====== MATERIAL FOR THE TASK ======

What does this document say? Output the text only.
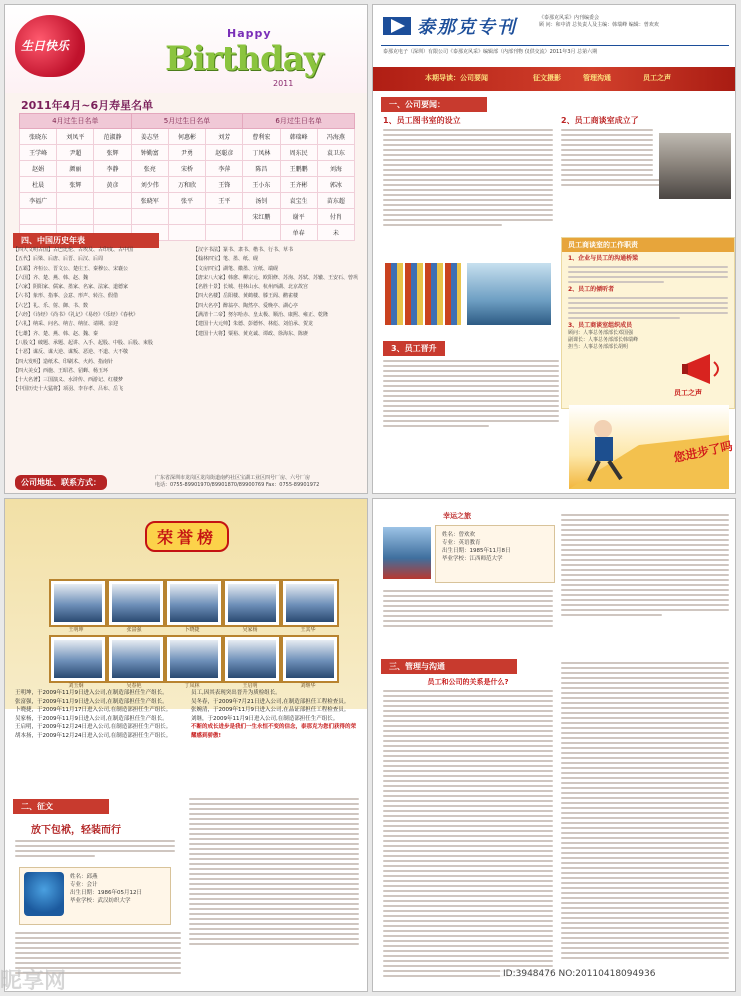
生日快乐
Happy
Birthday
2011
2011年4月~6月寿星名单
4月过生日名单			5月过生日名单			6月过生日名单		
张晓东	刘凤平	范淑静	姜志坚	何惠彬	刘芳	曹利宏	韩瑞峰	冯海燕
王学峰	尹超	张辉	钟勤富	尹勇	赵聪彦	丁凤林	周东民	袁卫东
赵娟	颜丽	李静	张亮	宋桥	李萍	陈昌	王鹏鹏	刘海
杜晨	张辉	黄彦	刘少伟	万和欣	王锋	王小东	王齐彬	郭冰
李福广			张晓军	张平	王平	汤钊	袁宝生	苗东超
						宋红鹏	谢平	付肖
							单春	未
四、中国历史年表
【四大文明古国】古巴比伦、古埃及、古印度、古中国
【五代】后梁、后唐、后晋、后汉、后周
【五霸】齐桓公、晋文公、楚庄王、秦穆公、宋襄公
【六国】齐、楚、燕、韩、赵、魏
【六家】阴阳家、儒家、墨家、名家、法家、道德家
【六书】象形、指事、会意、形声、转注、假借
【六艺】礼、乐、射、御、书、数
【六经】《诗经》《尚书》《礼记》《易经》《乐经》《春秋》
【六礼】纳采、问名、纳吉、纳征、请期、亲迎
【七雄】齐、楚、燕、韩、赵、魏、秦
【八股文】破题、承题、起讲、入手、起股、中股、后股、束股
【十恶】谋反、谋大逆、谋叛、恶逆、不道、大不敬
【四大发明】造纸术、印刷术、火药、指南针
【四大美女】西施、王昭君、貂蝉、杨玉环
【十大名著】三国演义、水浒传、西游记、红楼梦
【中国历史十大猛将】项羽、李存孝、吕布、岳飞
【汉字书法】篆书、隶书、楷书、行书、草书
【翰林四宝】笔、墨、纸、砚
【文房四宝】湖笔、徽墨、宣纸、端砚
【唐宋八大家】韩愈、柳宗元、欧阳修、苏洵、苏轼、苏辙、王安石、曾巩
【名胜十景】长城、桂林山水、杭州西湖、北京故宫
【四大名楼】岳阳楼、黄鹤楼、滕王阁、鹳雀楼
【四大名亭】醉翁亭、陶然亭、爱晚亭、湖心亭
【满清十二帝】努尔哈赤、皇太极、顺治、康熙、雍正、乾隆
【建国十大元帅】朱德、彭德怀、林彪、刘伯承、贺龙
【建国十大将】粟裕、黄克诚、谭政、徐海东、陈赓
公司地址、联系方式：	广东省深圳市龙岗区龙岗街道南约社区宝湖工业区四号厂房、六号厂房
电话：0755-89901970/89901870/89900769 Fax：0755-89901972
泰那克专刊	《泰那克风采》内刊编委会
顾 问：和中清 总负责人及主编：韩瑞峰 编辑：曾欢欢
泰那克电子（深圳）有限公司《泰那克风采》编辑部（内部刊物 仅供交流）2011年3月 总第六期
本期导读：公司要闻	征文摄影	管理沟通	员工之声
一、公司要闻：
1、员工图书室的设立	2、员工商谈室成立了
员工商谈室的工作职责
1、企业与员工的沟通桥梁
2、员工的倾听者
3、员工商谈室组织成员
顾问：人事总务部部长邓国强
副课长：人事总务部部长韩瑞峰
担当：人事总务部部长胡明
员工之声
3、员工晋升
您进步了吗
荣誉榜
王明坤，于2009年11月9日进入公司,在制造部担任生产组长。
张富强，于2009年11月9日进入公司,在制造部担任生产组长。
卜晓捷，于2009年11月17日进入公司,在制造部担任生产组长。
吴家杨，于2009年11月9日进入公司,在制造部担任生产组长。
王启明，于2009年12月24日进入公司,在制造部担任生产组长。
胡本扬，于2009年12月24日进入公司,在制造部担任生产组长。
员工,因其表现突出晋升为质检组长。
吴冬春，于2009年7月21日进入公司,在制造部担任工程检查员。
张婉清，于2009年11月9日进入公司,在品证部担任工程检查员。
刘继，于2009年11月9日进入公司,在制造部担任生产组长。
不断的成长进步是我们一生永恒不变的信念，泰那克为您们获得的荣耀感到骄傲!
二、征文
放下包袱，轻装而行
姓名：邱燕
专业：会计
出生日期：1986年05月12日
毕业学校：武汉纺织大学
王明坤	张富强	卜晓捷	吴家杨	王其华
刘玉炯	吴春艳	丁凤林	王启明	刘继华
幸运之旅
姓名：曾欢欢
专业：英语教育
出生日期：1985年11月8日
毕业学校：江西师范大学
三、管理与沟通
员工和公司的关系是什么?
昵享网	ID:3948476 NO:20110418094936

======

**TASK GOAL**
Return the listing above in full and without alteration, excluding its pictures.

**THE OUTPUT**
What does this document say? Output the text only.
生日快乐
Happy
Birthday
2011
2011年4月~6月寿星名单
4月过生日名单			5月过生日名单			6月过生日名单		
张晓东	刘凤平	范淑静	姜志坚	何惠彬	刘芳	曹利宏	韩瑞峰	冯海燕
王学峰	尹超	张辉	钟勤富	尹勇	赵聪彦	丁凤林	周东民	袁卫东
赵娟	颜丽	李静	张亮	宋桥	李萍	陈昌	王鹏鹏	刘海
杜晨	张辉	黄彦	刘少伟	万和欣	王锋	王小东	王齐彬	郭冰
李福广			张晓军	张平	王平	汤钊	袁宝生	苗东超
						宋红鹏	谢平	付肖
							单春	未
四、中国历史年表
【四大文明古国】古巴比伦、古埃及、古印度、古中国
【五代】后梁、后唐、后晋、后汉、后周
【五霸】齐桓公、晋文公、楚庄王、秦穆公、宋襄公
【六国】齐、楚、燕、韩、赵、魏
【六家】阴阳家、儒家、墨家、名家、法家、道德家
【六书】象形、指事、会意、形声、转注、假借
【六艺】礼、乐、射、御、书、数
【六经】《诗经》《尚书》《礼记》《易经》《乐经》《春秋》
【六礼】纳采、问名、纳吉、纳征、请期、亲迎
【七雄】齐、楚、燕、韩、赵、魏、秦
【八股文】破题、承题、起讲、入手、起股、中股、后股、束股
【十恶】谋反、谋大逆、谋叛、恶逆、不道、大不敬
【四大发明】造纸术、印刷术、火药、指南针
【四大美女】西施、王昭君、貂蝉、杨玉环
【十大名著】三国演义、水浒传、西游记、红楼梦
【中国历史十大猛将】项羽、李存孝、吕布、岳飞
【汉字书法】篆书、隶书、楷书、行书、草书
【翰林四宝】笔、墨、纸、砚
【文房四宝】湖笔、徽墨、宣纸、端砚
【唐宋八大家】韩愈、柳宗元、欧阳修、苏洵、苏轼、苏辙、王安石、曾巩
【名胜十景】长城、桂林山水、杭州西湖、北京故宫
【四大名楼】岳阳楼、黄鹤楼、滕王阁、鹳雀楼
【四大名亭】醉翁亭、陶然亭、爱晚亭、湖心亭
【满清十二帝】努尔哈赤、皇太极、顺治、康熙、雍正、乾隆
【建国十大元帅】朱德、彭德怀、林彪、刘伯承、贺龙
【建国十大将】粟裕、黄克诚、谭政、徐海东、陈赓
公司地址、联系方式：	广东省深圳市龙岗区龙岗街道南约社区宝湖工业区四号厂房、六号厂房
电话：0755-89901970/89901870/89900769 Fax：0755-89901972
泰那克专刊	《泰那克风采》内刊编委会
顾 问：和中清 总负责人及主编：韩瑞峰 编辑：曾欢欢
泰那克电子（深圳）有限公司《泰那克风采》编辑部（内部刊物 仅供交流）2011年3月 总第六期
本期导读：公司要闻	征文摄影	管理沟通	员工之声
一、公司要闻：
1、员工图书室的设立	2、员工商谈室成立了
员工商谈室的工作职责
1、企业与员工的沟通桥梁
2、员工的倾听者
3、员工商谈室组织成员
顾问：人事总务部部长邓国强
副课长：人事总务部部长韩瑞峰
担当：人事总务部部长胡明
员工之声
3、员工晋升
您进步了吗
荣誉榜
王明坤，于2009年11月9日进入公司,在制造部担任生产组长。
张富强，于2009年11月9日进入公司,在制造部担任生产组长。
卜晓捷，于2009年11月17日进入公司,在制造部担任生产组长。
吴家杨，于2009年11月9日进入公司,在制造部担任生产组长。
王启明，于2009年12月24日进入公司,在制造部担任生产组长。
胡本扬，于2009年12月24日进入公司,在制造部担任生产组长。
员工,因其表现突出晋升为质检组长。
吴冬春，于2009年7月21日进入公司,在制造部担任工程检查员。
张婉清，于2009年11月9日进入公司,在品证部担任工程检查员。
刘继，于2009年11月9日进入公司,在制造部担任生产组长。
不断的成长进步是我们一生永恒不变的信念，泰那克为您们获得的荣耀感到骄傲!
二、征文
放下包袱，轻装而行
姓名：邱燕
专业：会计
出生日期：1986年05月12日
毕业学校：武汉纺织大学
王明坤	张富强	卜晓捷	吴家杨	王其华
刘玉炯	吴春艳	丁凤林	王启明	刘继华
幸运之旅
姓名：曾欢欢
专业：英语教育
出生日期：1985年11月8日
毕业学校：江西师范大学
三、管理与沟通
员工和公司的关系是什么?
昵享网	ID:3948476 NO:20110418094936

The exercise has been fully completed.